begin TEXT SECTION
Pursuant to the requirements of the Securities Act of 1933, this
Registration Statement has been signed by the following persons in the
capacities and on the dates indicated.
SIGNATURE TITLE DATE
/s/ Andrew L. Benson President and Director (Principal June 14, 1996
- ---------------------------- Executive Officer)
Andrew L. Benson
/s/ Robert D. Furst Director June 14, 1996
- ----------------------------
Robert D. Furst
/s/ Dennis R. Johnson Director June 14, 1996
- ----------------------------
Dennis R. Johnson
Director June __, 1996
- ----------------------------
Jean R. Stiegemeier
/s/ Ronald W. McClurg Vice President Finance June 14, 1996
Ronald W. McClurg (Principal Accounting Officer)
Exhibit 5.1
WINTHROP & WEINSTINE, P.A.
3000 Dain Bosworth Plaza
60 South Sixth Street
Minneapolis, Minnesota 55402
(612) 347-0700
June 26, 1996
Video Sentry Corporation EXHIBIT 5.1
6365 Carlson Drive
Eden Prairie, Minnesota 55346
Re: Registration Statement on Form S-8
Video Sentry Corporation 1995 Employee Stock Purchase Plan
100,000 Shares
Gentlemen:
We have acted as legal counsel for Video Sentry Corporation (the "Company") in
connection with the preparation of a Registration Statement on Form S-8 (the
"Registration Statement") to be filed with the Securities and Exchange
Commission, and the Prospectus to be used in conjunction with the Registration
Statement (the "Prospectus"), relating to the registration under the Securities
Act of 1933, as amended, of 100,000 shares (the "Shares") of common stock, par
value $.01 per share (the "Common Stock"), to be issued under the Video Sentry
Corporation 1995 Employee Stock Purchase Plan, in the manner set forth in the
Registration Statement and the Prospectus.
end TEXT SECTION
begin PROVIDED DATA
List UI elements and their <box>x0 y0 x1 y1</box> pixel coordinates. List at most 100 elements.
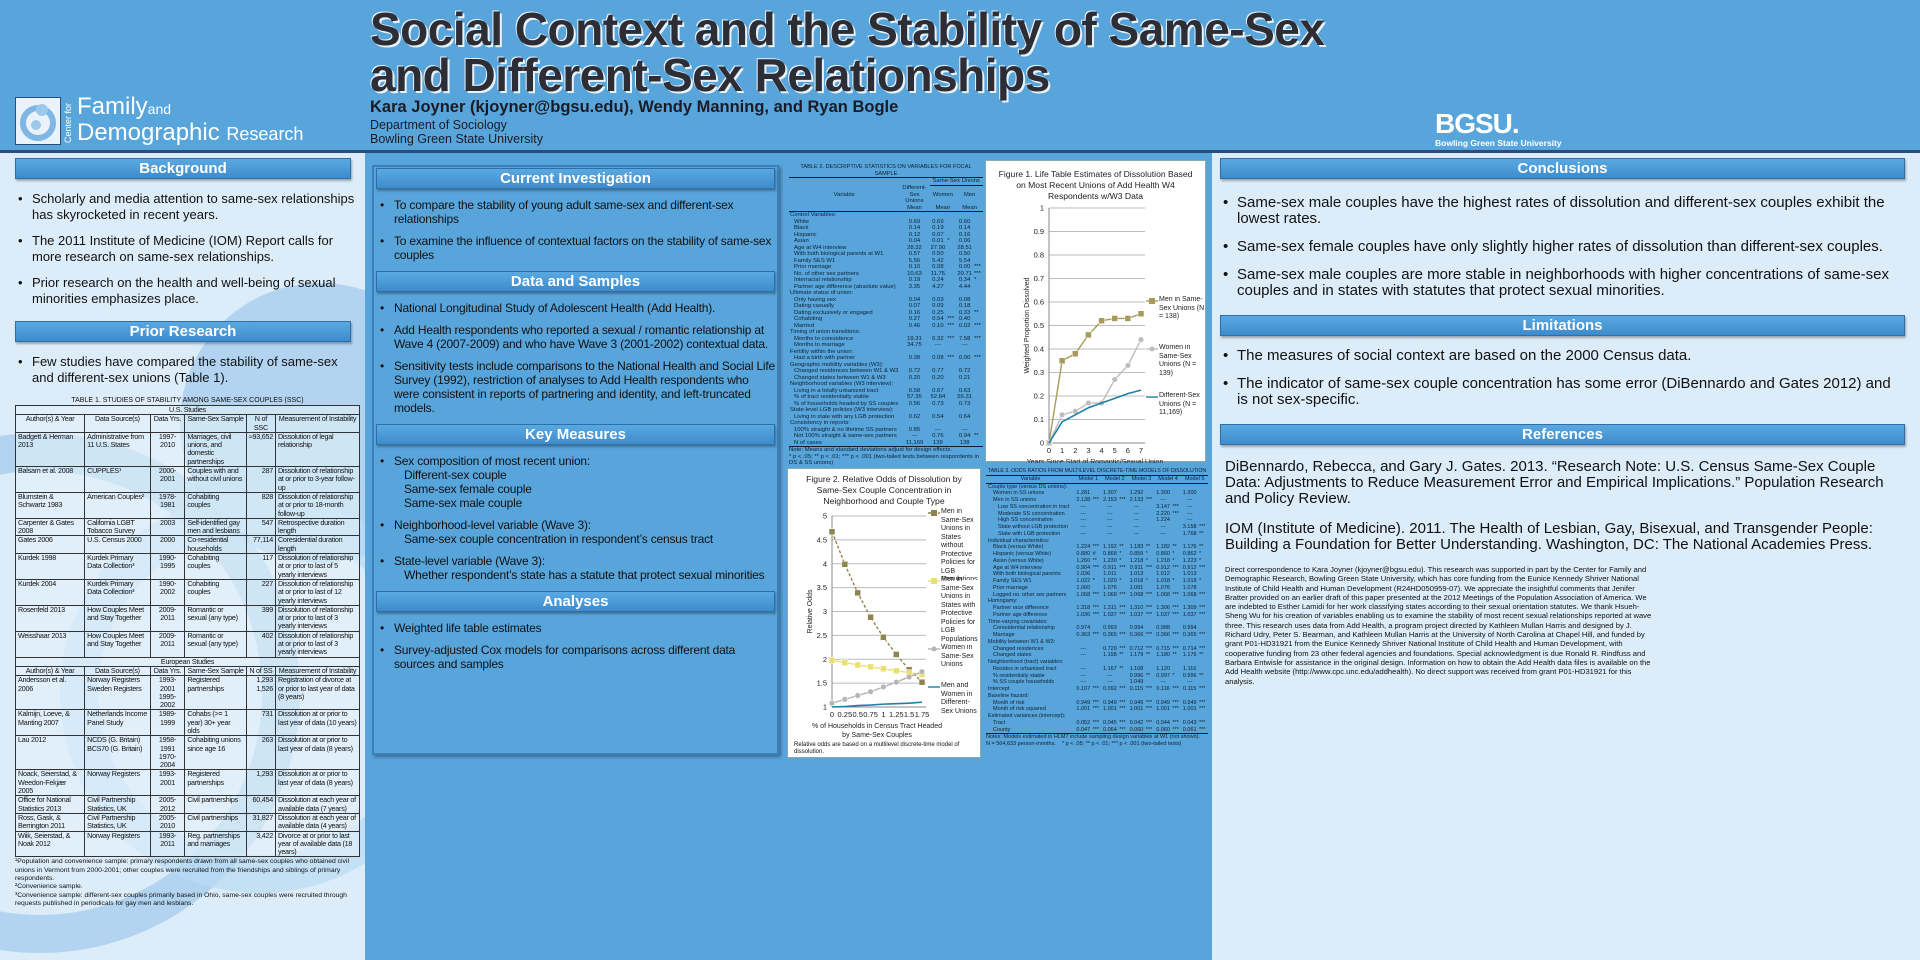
end PROVIDED DATA
Could you copy out, word for word, the stretch of the filing from "Pursuant to the" through "---------------------------- Executive Officer)"? The material has no connection to the filing.

Pursuant to the requirements of the Securities Act of 1933, this
Registration Statement has been signed by the following persons in the
capacities and on the dates indicated.
SIGNATURE TITLE DATE
/s/ Andrew L. Benson President and Director (Principal June 14, 1996
- ---------------------------- Executive Officer)